_GOAL_
Filter the data below for the string "position" and copy each matching line.

Stored entries
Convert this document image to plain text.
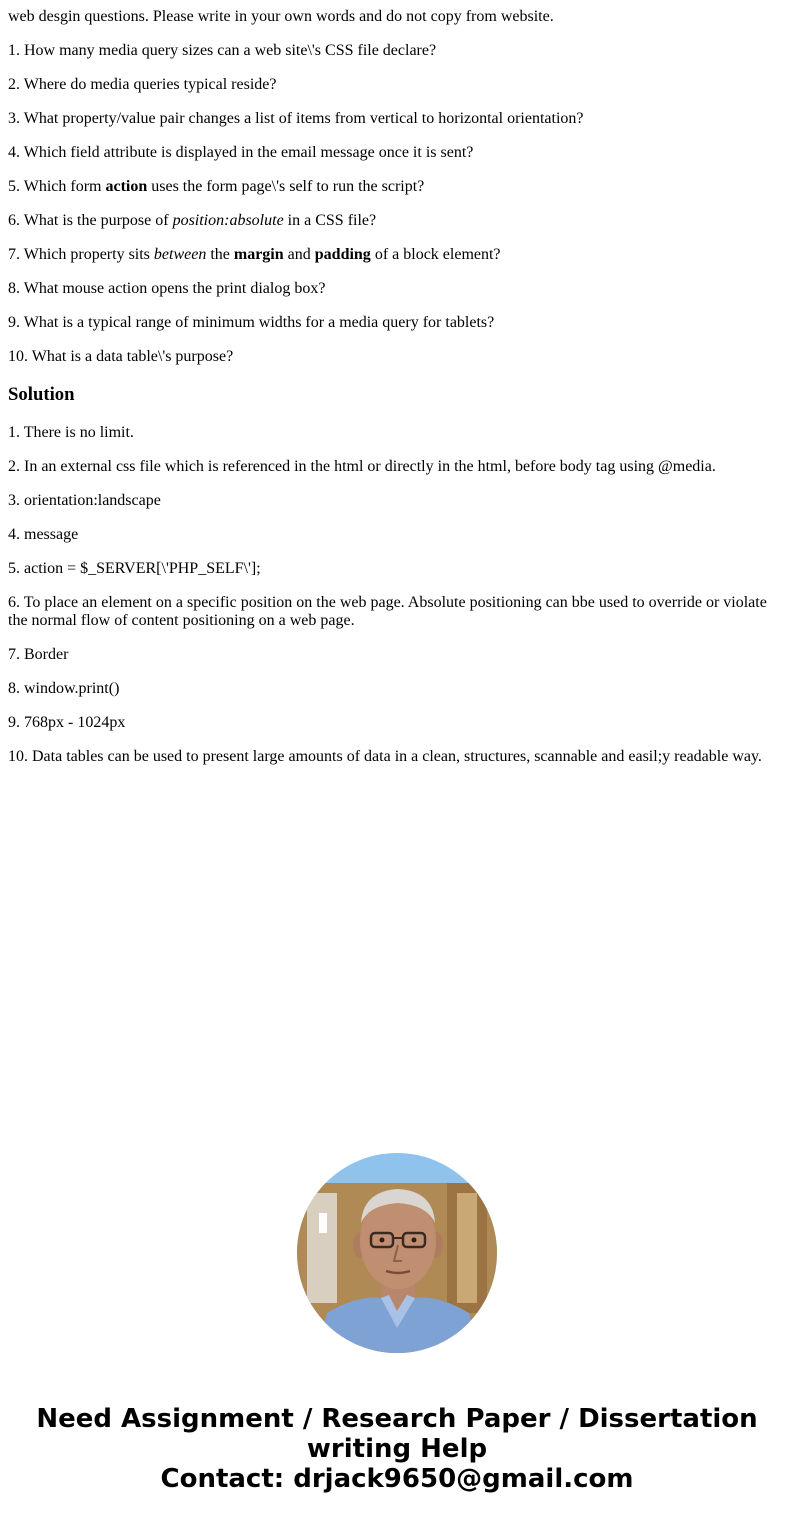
web desgin questions. Please write in your own words and do not copy from website.

1. How many media query sizes can a web site\'s CSS file declare?

2. Where do media queries typical reside?

3. What property/value pair changes a list of items from vertical to horizontal orientation?

4. Which field attribute is displayed in the email message once it is sent?

5. Which form action uses the form page\'s self to run the script?

6. What is the purpose of position:absolute in a CSS file?

7. Which property sits between the margin and padding of a block element?

8. What mouse action opens the print dialog box?

9. What is a typical range of minimum widths for a media query for tablets?

10. What is a data table\'s purpose?

Solution

1. There is no limit.

2. In an external css file which is referenced in the html or directly in the html, before body tag using @media.

3. orientation:landscape

4. message

5. action = $_SERVER[\'PHP_SELF\'];

6. To place an element on a specific position on the web page. Absolute positioning can bbe used to override or violate the normal flow of content positioning on a web page.

7. Border

8. window.print()

9. 768px - 1024px

10. Data tables can be used to present large amounts of data in a clean, structures, scannable and easil;y readable way.

Need Assignment / Research Paper / Dissertation writing Help
Contact: drjack9650@gmail.com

_IN RESPONSE_
6. What is the purpose of position:absolute in a CSS file?
6. To place an element on a specific position on the web page. Absolute positioning can bbe used to override or violate the normal flow of content positioning on a web page.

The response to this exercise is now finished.